> **Direction**:
Print the full listing exactly.

> **Data supplied**:
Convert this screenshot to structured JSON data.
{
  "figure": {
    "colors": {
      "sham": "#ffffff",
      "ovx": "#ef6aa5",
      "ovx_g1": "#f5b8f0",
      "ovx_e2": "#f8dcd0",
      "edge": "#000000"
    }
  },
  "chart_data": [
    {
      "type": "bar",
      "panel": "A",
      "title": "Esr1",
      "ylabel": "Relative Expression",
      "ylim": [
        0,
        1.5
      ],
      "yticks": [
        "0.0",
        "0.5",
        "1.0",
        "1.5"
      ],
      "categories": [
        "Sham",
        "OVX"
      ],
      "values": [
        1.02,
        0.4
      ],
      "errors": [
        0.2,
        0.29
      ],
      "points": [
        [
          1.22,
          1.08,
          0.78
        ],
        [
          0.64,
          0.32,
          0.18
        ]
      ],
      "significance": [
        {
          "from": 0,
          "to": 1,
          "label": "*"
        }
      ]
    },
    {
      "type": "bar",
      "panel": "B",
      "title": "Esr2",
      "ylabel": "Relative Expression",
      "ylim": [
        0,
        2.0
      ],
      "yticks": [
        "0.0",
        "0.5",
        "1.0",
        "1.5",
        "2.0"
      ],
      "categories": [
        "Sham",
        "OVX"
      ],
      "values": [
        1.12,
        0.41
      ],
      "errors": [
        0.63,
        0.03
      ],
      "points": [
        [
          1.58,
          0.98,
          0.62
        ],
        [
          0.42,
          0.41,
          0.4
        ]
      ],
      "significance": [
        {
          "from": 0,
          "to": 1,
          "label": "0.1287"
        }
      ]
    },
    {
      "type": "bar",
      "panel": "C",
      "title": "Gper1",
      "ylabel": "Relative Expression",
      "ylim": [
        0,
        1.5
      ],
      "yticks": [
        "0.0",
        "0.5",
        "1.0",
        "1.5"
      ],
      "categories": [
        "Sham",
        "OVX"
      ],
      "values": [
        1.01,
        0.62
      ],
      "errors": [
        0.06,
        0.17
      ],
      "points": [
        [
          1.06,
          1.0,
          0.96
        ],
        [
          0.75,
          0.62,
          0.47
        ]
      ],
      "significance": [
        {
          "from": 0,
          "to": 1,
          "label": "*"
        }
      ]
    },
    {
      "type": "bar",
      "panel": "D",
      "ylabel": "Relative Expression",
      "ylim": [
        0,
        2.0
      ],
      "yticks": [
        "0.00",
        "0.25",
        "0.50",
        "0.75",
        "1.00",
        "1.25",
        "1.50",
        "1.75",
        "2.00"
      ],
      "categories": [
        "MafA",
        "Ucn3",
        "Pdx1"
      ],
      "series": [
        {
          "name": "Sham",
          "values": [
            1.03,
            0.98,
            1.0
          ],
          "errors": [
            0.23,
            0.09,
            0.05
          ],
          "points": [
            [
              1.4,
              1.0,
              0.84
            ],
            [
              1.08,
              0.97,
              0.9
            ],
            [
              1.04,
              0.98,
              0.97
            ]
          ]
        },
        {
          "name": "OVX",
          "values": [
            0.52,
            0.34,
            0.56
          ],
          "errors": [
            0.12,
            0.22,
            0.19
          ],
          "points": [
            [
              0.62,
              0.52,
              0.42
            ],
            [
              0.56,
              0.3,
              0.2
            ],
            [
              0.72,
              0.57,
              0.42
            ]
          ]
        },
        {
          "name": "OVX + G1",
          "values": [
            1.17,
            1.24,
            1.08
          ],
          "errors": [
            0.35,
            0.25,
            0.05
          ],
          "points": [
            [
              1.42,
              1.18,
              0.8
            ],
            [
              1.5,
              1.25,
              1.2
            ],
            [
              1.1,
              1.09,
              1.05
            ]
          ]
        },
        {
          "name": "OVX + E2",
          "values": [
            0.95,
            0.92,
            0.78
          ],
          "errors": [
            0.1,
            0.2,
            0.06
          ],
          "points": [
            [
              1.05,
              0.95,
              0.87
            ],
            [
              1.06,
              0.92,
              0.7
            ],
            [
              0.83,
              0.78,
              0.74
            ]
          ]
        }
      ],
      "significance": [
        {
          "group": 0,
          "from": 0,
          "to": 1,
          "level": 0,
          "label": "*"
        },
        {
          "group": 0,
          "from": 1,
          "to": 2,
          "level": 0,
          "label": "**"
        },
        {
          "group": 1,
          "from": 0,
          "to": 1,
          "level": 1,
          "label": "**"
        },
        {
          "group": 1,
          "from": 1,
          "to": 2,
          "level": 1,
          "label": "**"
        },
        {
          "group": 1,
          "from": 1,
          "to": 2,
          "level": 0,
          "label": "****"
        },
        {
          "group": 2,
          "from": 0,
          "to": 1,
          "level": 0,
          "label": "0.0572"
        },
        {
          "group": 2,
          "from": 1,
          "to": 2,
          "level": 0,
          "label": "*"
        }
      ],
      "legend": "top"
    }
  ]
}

> **Final result**:
Convert this screenshot to structured JSON data.
{
  "figure": {
    "colors": {
      "sham": "#ffffff",
      "ovx": "#ef6aa5",
      "ovx_g1": "#f5b8f0",
      "ovx_e2": "#f8dcd0",
      "edge": "#000000"
    }
  },
  "chart_data": [
    {
      "type": "bar",
      "panel": "A",
      "title": "Esr1",
      "ylabel": "Relative Expression",
      "ylim": [
        0,
        1.5
      ],
      "yticks": [
        "0.0",
        "0.5",
        "1.0",
        "1.5"
      ],
      "categories": [
        "Sham",
        "OVX"
      ],
      "values": [
        1.02,
        0.4
      ],
      "errors": [
        0.2,
        0.29
      ],
      "points": [
        [
          1.22,
          1.08,
          0.78
        ],
        [
          0.64,
          0.32,
          0.18
        ]
      ],
      "significance": [
        {
          "from": 0,
          "to": 1,
          "label": "*"
        }
      ]
    },
    {
      "type": "bar",
      "panel": "B",
      "title": "Esr2",
      "ylabel": "Relative Expression",
      "ylim": [
        0,
        2.0
      ],
      "yticks": [
        "0.0",
        "0.5",
        "1.0",
        "1.5",
        "2.0"
      ],
      "categories": [
        "Sham",
        "OVX"
      ],
      "values": [
        1.12,
        0.41
      ],
      "errors": [
        0.63,
        0.03
      ],
      "points": [
        [
          1.58,
          0.98,
          0.62
        ],
        [
          0.42,
          0.41,
          0.4
        ]
      ],
      "significance": [
        {
          "from": 0,
          "to": 1,
          "label": "0.1287"
        }
      ]
    },
    {
      "type": "bar",
      "panel": "C",
      "title": "Gper1",
      "ylabel": "Relative Expression",
      "ylim": [
        0,
        1.5
      ],
      "yticks": [
        "0.0",
        "0.5",
        "1.0",
        "1.5"
      ],
      "categories": [
        "Sham",
        "OVX"
      ],
      "values": [
        1.01,
        0.62
      ],
      "errors": [
        0.06,
        0.17
      ],
      "points": [
        [
          1.06,
          1.0,
          0.96
        ],
        [
          0.75,
          0.62,
          0.47
        ]
      ],
      "significance": [
        {
          "from": 0,
          "to": 1,
          "label": "*"
        }
      ]
    },
    {
      "type": "bar",
      "panel": "D",
      "ylabel": "Relative Expression",
      "ylim": [
        0,
        2.0
      ],
      "yticks": [
        "0.00",
        "0.25",
        "0.50",
        "0.75",
        "1.00",
        "1.25",
        "1.50",
        "1.75",
        "2.00"
      ],
      "categories": [
        "MafA",
        "Ucn3",
        "Pdx1"
      ],
      "series": [
        {
          "name": "Sham",
          "values": [
            1.03,
            0.98,
            1.0
          ],
          "errors": [
            0.23,
            0.09,
            0.05
          ],
          "points": [
            [
              1.4,
              1.0,
              0.84
            ],
            [
              1.08,
              0.97,
              0.9
            ],
            [
              1.04,
              0.98,
              0.97
            ]
          ]
        },
        {
          "name": "OVX",
          "values": [
            0.52,
            0.34,
            0.56
          ],
          "errors": [
            0.12,
            0.22,
            0.19
          ],
          "points": [
            [
              0.62,
              0.52,
              0.42
            ],
            [
              0.56,
              0.3,
              0.2
            ],
            [
              0.72,
              0.57,
              0.42
            ]
          ]
        },
        {
          "name": "OVX + G1",
          "values": [
            1.17,
            1.24,
            1.08
          ],
          "errors": [
            0.35,
            0.25,
            0.05
          ],
          "points": [
            [
              1.42,
              1.18,
              0.8
            ],
            [
              1.5,
              1.25,
              1.2
            ],
            [
              1.1,
              1.09,
              1.05
            ]
          ]
        },
        {
          "name": "OVX + E2",
          "values": [
            0.95,
            0.92,
            0.78
          ],
          "errors": [
            0.1,
            0.2,
            0.06
          ],
          "points": [
            [
              1.05,
              0.95,
              0.87
            ],
            [
              1.06,
              0.92,
              0.7
            ],
            [
              0.83,
              0.78,
              0.74
            ]
          ]
        }
      ],
      "significance": [
        {
          "group": 0,
          "from": 0,
          "to": 1,
          "level": 0,
          "label": "*"
        },
        {
          "group": 0,
          "from": 1,
          "to": 2,
          "level": 0,
          "label": "**"
        },
        {
          "group": 1,
          "from": 0,
          "to": 1,
          "level": 1,
          "label": "**"
        },
        {
          "group": 1,
          "from": 1,
          "to": 2,
          "level": 1,
          "label": "**"
        },
        {
          "group": 1,
          "from": 1,
          "to": 2,
          "level": 0,
          "label": "****"
        },
        {
          "group": 2,
          "from": 0,
          "to": 1,
          "level": 0,
          "label": "0.0572"
        },
        {
          "group": 2,
          "from": 1,
          "to": 2,
          "level": 0,
          "label": "*"
        }
      ],
      "legend": "top"
    }
  ]
}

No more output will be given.